** START **
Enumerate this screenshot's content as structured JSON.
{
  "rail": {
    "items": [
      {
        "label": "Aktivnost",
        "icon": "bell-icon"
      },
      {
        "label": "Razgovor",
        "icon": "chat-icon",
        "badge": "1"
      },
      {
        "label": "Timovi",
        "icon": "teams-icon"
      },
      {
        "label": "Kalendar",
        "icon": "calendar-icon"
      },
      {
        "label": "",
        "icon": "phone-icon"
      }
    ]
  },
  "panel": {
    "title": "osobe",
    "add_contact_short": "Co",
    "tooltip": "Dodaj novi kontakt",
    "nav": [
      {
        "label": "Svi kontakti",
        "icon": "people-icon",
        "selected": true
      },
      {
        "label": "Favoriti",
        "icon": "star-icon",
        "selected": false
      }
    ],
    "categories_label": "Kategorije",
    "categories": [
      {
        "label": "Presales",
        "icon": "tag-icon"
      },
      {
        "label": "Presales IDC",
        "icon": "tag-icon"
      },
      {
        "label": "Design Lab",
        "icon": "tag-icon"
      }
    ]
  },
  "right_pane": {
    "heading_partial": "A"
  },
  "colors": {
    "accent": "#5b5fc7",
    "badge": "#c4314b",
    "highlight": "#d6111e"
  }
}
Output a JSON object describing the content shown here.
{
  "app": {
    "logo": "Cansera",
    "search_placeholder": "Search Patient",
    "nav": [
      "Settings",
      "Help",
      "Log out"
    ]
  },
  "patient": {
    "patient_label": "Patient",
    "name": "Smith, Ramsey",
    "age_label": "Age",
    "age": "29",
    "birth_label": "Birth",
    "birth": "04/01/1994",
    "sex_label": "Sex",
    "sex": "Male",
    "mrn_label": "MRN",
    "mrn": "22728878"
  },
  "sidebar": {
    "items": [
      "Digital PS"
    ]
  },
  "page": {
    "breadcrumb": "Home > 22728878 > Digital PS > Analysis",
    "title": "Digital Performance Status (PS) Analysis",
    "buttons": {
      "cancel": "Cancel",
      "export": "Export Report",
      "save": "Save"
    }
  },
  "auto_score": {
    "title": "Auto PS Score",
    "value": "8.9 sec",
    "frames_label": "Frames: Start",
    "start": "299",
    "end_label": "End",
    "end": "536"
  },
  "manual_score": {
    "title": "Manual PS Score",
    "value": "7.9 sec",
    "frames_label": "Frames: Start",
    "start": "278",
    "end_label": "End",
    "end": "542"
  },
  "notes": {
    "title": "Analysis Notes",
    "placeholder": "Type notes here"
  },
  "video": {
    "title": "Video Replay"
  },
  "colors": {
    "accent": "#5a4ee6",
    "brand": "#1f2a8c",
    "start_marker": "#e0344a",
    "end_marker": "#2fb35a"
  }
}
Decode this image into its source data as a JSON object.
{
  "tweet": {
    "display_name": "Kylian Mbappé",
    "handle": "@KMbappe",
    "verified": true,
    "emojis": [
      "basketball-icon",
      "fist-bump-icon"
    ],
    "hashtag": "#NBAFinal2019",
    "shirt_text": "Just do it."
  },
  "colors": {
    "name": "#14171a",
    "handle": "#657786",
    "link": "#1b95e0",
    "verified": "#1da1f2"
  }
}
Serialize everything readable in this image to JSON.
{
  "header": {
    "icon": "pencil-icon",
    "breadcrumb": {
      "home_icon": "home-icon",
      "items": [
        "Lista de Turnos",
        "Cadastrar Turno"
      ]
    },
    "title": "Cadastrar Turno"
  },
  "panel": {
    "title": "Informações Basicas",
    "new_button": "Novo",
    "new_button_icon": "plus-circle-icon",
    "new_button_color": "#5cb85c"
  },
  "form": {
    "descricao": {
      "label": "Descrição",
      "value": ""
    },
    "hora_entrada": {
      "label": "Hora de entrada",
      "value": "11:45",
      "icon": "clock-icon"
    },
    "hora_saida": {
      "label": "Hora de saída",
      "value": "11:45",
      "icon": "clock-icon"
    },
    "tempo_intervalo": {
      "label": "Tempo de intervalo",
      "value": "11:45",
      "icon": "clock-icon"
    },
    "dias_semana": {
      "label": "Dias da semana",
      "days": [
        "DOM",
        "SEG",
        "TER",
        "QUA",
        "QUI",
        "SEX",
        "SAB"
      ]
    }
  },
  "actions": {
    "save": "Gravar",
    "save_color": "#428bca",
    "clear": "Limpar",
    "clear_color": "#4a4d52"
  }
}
** END **
→ DO THIS: Show the data once more, exactly as it was written.

→ RESULT:
Enumerate this screenshot's content as structured JSON.
{
  "rail": {
    "items": [
      {
        "label": "Aktivnost",
        "icon": "bell-icon"
      },
      {
        "label": "Razgovor",
        "icon": "chat-icon",
        "badge": "1"
      },
      {
        "label": "Timovi",
        "icon": "teams-icon"
      },
      {
        "label": "Kalendar",
        "icon": "calendar-icon"
      },
      {
        "label": "",
        "icon": "phone-icon"
      }
    ]
  },
  "panel": {
    "title": "osobe",
    "add_contact_short": "Co",
    "tooltip": "Dodaj novi kontakt",
    "nav": [
      {
        "label": "Svi kontakti",
        "icon": "people-icon",
        "selected": true
      },
      {
        "label": "Favoriti",
        "icon": "star-icon",
        "selected": false
      }
    ],
    "categories_label": "Kategorije",
    "categories": [
      {
        "label": "Presales",
        "icon": "tag-icon"
      },
      {
        "label": "Presales IDC",
        "icon": "tag-icon"
      },
      {
        "label": "Design Lab",
        "icon": "tag-icon"
      }
    ]
  },
  "right_pane": {
    "heading_partial": "A"
  },
  "colors": {
    "accent": "#5b5fc7",
    "badge": "#c4314b",
    "highlight": "#d6111e"
  }
}
Output a JSON object describing the content shown here.
{
  "app": {
    "logo": "Cansera",
    "search_placeholder": "Search Patient",
    "nav": [
      "Settings",
      "Help",
      "Log out"
    ]
  },
  "patient": {
    "patient_label": "Patient",
    "name": "Smith, Ramsey",
    "age_label": "Age",
    "age": "29",
    "birth_label": "Birth",
    "birth": "04/01/1994",
    "sex_label": "Sex",
    "sex": "Male",
    "mrn_label": "MRN",
    "mrn": "22728878"
  },
  "sidebar": {
    "items": [
      "Digital PS"
    ]
  },
  "page": {
    "breadcrumb": "Home > 22728878 > Digital PS > Analysis",
    "title": "Digital Performance Status (PS) Analysis",
    "buttons": {
      "cancel": "Cancel",
      "export": "Export Report",
      "save": "Save"
    }
  },
  "auto_score": {
    "title": "Auto PS Score",
    "value": "8.9 sec",
    "frames_label": "Frames: Start",
    "start": "299",
    "end_label": "End",
    "end": "536"
  },
  "manual_score": {
    "title": "Manual PS Score",
    "value": "7.9 sec",
    "frames_label": "Frames: Start",
    "start": "278",
    "end_label": "End",
    "end": "542"
  },
  "notes": {
    "title": "Analysis Notes",
    "placeholder": "Type notes here"
  },
  "video": {
    "title": "Video Replay"
  },
  "colors": {
    "accent": "#5a4ee6",
    "brand": "#1f2a8c",
    "start_marker": "#e0344a",
    "end_marker": "#2fb35a"
  }
}
Decode this image into its source data as a JSON object.
{
  "tweet": {
    "display_name": "Kylian Mbappé",
    "handle": "@KMbappe",
    "verified": true,
    "emojis": [
      "basketball-icon",
      "fist-bump-icon"
    ],
    "hashtag": "#NBAFinal2019",
    "shirt_text": "Just do it."
  },
  "colors": {
    "name": "#14171a",
    "handle": "#657786",
    "link": "#1b95e0",
    "verified": "#1da1f2"
  }
}
Serialize everything readable in this image to JSON.
{
  "header": {
    "icon": "pencil-icon",
    "breadcrumb": {
      "home_icon": "home-icon",
      "items": [
        "Lista de Turnos",
        "Cadastrar Turno"
      ]
    },
    "title": "Cadastrar Turno"
  },
  "panel": {
    "title": "Informações Basicas",
    "new_button": "Novo",
    "new_button_icon": "plus-circle-icon",
    "new_button_color": "#5cb85c"
  },
  "form": {
    "descricao": {
      "label": "Descrição",
      "value": ""
    },
    "hora_entrada": {
      "label": "Hora de entrada",
      "value": "11:45",
      "icon": "clock-icon"
    },
    "hora_saida": {
      "label": "Hora de saída",
      "value": "11:45",
      "icon": "clock-icon"
    },
    "tempo_intervalo": {
      "label": "Tempo de intervalo",
      "value": "11:45",
      "icon": "clock-icon"
    },
    "dias_semana": {
      "label": "Dias da semana",
      "days": [
        "DOM",
        "SEG",
        "TER",
        "QUA",
        "QUI",
        "SEX",
        "SAB"
      ]
    }
  },
  "actions": {
    "save": "Gravar",
    "save_color": "#428bca",
    "clear": "Limpar",
    "clear_color": "#4a4d52"
  }
}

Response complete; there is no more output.